*** Opening of Data to process ***
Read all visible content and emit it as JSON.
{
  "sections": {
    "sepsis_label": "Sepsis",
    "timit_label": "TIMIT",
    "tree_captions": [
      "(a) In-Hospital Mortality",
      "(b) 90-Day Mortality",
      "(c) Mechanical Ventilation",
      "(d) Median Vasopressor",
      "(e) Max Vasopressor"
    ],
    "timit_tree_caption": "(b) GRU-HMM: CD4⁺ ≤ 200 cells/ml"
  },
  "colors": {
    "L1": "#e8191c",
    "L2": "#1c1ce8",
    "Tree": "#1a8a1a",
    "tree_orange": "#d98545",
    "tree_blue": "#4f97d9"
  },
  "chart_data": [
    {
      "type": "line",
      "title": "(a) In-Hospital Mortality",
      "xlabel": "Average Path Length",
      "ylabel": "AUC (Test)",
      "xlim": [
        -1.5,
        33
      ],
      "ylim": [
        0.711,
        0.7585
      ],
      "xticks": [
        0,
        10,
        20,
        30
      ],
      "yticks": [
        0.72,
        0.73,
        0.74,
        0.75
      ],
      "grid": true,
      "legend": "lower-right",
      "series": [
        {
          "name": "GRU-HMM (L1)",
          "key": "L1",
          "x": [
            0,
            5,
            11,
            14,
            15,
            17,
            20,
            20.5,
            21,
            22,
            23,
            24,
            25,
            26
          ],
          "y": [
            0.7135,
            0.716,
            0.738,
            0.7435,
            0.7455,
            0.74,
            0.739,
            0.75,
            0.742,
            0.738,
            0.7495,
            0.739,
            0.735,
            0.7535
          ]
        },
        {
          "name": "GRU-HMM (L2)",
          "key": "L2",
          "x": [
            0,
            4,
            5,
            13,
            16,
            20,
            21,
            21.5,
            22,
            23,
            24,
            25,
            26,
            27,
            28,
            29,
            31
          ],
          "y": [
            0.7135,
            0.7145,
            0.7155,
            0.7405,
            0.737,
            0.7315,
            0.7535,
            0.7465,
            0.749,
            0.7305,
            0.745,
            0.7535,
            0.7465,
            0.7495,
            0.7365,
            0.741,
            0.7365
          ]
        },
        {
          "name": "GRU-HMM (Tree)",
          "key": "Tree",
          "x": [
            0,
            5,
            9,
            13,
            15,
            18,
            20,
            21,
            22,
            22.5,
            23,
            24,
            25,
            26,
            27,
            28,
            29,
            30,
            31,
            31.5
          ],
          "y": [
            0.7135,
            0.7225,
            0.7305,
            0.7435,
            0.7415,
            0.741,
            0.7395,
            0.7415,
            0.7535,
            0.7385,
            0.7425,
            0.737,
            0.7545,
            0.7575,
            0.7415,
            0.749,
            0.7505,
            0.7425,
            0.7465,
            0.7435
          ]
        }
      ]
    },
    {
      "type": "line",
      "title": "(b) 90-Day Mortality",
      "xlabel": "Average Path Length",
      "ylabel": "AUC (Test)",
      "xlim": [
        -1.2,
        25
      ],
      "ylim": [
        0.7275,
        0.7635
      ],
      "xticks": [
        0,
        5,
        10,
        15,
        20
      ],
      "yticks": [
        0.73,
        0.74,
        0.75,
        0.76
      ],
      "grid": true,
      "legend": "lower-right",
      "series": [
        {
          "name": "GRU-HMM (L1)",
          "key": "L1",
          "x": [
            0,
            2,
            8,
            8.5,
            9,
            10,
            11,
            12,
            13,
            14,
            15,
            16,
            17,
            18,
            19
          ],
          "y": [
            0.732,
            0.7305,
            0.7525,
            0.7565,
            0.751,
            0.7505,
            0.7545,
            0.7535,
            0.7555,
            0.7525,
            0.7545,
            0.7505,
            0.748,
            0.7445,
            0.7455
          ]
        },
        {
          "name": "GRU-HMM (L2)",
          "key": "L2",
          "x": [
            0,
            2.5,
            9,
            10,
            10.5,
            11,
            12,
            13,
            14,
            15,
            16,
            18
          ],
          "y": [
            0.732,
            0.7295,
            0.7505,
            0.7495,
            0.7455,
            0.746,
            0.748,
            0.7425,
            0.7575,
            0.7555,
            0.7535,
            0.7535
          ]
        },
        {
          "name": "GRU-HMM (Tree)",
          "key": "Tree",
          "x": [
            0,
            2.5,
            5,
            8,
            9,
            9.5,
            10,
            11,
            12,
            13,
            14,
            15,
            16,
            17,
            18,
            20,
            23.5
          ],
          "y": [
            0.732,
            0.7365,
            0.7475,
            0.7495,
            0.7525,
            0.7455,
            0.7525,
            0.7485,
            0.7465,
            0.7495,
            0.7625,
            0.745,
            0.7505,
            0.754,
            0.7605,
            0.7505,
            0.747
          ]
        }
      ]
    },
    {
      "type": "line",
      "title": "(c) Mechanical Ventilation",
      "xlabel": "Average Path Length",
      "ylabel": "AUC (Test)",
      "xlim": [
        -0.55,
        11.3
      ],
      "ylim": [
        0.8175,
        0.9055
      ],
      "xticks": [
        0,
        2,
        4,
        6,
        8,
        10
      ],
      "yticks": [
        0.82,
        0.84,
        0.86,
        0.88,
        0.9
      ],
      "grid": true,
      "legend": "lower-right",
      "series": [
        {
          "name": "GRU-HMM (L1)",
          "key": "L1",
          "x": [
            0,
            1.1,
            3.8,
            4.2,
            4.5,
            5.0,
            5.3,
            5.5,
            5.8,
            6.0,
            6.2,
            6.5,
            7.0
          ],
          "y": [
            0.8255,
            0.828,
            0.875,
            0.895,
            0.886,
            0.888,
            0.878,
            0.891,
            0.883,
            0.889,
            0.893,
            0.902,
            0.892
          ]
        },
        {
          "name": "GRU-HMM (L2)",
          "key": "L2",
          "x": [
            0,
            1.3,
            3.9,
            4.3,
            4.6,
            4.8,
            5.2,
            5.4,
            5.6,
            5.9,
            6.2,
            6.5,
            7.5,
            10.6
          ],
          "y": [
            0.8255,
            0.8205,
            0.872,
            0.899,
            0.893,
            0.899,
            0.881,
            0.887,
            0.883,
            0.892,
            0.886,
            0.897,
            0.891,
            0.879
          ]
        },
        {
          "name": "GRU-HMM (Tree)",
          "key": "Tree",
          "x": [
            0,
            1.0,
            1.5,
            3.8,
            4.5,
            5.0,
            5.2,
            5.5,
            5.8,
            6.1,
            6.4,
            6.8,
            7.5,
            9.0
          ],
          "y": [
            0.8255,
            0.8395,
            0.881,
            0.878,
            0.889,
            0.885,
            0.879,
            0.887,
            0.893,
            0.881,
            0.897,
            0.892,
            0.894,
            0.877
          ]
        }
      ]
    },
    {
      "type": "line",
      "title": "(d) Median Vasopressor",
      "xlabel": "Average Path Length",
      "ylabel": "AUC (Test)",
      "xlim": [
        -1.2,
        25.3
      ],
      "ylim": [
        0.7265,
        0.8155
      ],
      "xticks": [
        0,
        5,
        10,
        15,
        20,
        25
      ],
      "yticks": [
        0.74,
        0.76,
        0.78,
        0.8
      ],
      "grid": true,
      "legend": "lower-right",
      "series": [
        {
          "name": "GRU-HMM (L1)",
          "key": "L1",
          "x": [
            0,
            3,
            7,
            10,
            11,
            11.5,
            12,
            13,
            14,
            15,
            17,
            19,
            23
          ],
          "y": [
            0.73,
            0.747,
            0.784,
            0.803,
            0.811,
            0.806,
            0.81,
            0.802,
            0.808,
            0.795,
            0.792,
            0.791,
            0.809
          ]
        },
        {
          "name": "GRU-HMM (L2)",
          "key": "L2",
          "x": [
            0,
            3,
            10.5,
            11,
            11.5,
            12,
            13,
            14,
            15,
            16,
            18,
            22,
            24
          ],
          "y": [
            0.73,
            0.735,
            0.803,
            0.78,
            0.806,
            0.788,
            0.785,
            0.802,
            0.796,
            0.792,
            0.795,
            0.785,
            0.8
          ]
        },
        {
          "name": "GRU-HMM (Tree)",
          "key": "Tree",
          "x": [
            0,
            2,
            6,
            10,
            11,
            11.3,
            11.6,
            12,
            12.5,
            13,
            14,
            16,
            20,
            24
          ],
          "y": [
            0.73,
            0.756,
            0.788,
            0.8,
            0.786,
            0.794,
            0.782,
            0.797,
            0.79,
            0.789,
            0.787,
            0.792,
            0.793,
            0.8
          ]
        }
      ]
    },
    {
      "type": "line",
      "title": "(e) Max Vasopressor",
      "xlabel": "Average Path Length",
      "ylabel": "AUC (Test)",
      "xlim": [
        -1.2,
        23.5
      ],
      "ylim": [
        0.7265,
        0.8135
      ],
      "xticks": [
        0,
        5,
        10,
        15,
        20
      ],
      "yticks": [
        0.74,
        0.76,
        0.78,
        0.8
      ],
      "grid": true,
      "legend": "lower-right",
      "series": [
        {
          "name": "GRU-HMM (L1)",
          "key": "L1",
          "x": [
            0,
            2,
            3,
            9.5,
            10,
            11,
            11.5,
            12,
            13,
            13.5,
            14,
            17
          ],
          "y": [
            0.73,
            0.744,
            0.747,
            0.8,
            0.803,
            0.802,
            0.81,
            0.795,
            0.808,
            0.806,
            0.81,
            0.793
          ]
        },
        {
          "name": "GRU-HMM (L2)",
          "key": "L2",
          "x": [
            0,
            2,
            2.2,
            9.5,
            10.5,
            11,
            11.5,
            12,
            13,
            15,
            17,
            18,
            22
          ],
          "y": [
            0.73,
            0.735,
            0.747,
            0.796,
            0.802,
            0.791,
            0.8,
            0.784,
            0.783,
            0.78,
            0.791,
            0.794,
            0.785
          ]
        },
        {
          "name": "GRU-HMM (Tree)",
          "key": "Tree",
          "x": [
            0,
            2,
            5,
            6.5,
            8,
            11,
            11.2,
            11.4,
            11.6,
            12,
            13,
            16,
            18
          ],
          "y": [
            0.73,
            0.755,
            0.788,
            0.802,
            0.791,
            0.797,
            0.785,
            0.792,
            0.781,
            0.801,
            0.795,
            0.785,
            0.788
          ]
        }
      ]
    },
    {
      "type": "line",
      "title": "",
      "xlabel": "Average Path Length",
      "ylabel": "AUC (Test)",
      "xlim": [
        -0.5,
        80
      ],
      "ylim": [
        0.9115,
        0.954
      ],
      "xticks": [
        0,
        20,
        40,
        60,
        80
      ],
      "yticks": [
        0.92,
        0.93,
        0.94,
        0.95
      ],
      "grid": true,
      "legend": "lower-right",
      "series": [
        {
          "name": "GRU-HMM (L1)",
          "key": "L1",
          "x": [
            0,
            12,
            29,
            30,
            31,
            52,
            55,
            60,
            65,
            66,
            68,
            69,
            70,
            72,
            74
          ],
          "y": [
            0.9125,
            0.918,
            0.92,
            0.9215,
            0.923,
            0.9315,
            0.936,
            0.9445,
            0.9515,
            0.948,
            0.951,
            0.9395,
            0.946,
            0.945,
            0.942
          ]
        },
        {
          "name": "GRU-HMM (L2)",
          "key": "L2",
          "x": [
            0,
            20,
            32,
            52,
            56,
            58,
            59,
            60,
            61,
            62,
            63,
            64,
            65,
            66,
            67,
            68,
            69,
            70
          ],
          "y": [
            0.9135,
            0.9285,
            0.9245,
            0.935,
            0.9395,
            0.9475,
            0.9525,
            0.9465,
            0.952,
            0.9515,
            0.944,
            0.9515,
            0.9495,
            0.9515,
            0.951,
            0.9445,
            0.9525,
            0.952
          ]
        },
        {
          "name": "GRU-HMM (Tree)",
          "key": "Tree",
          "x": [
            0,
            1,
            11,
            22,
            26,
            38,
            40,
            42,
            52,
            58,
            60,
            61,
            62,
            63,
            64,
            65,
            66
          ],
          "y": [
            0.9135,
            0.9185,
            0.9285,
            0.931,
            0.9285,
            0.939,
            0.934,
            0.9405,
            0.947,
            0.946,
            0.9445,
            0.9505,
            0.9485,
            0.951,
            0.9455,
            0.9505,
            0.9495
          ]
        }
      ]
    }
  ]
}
*** Close of Data to process ***
◆ **What you have to do**
Return each line of the material above in which the string "Mechanical" appears.

◆ **Problem solution**
      "(c) Mechanical Ventilation",
      "title": "(c) Mechanical Ventilation",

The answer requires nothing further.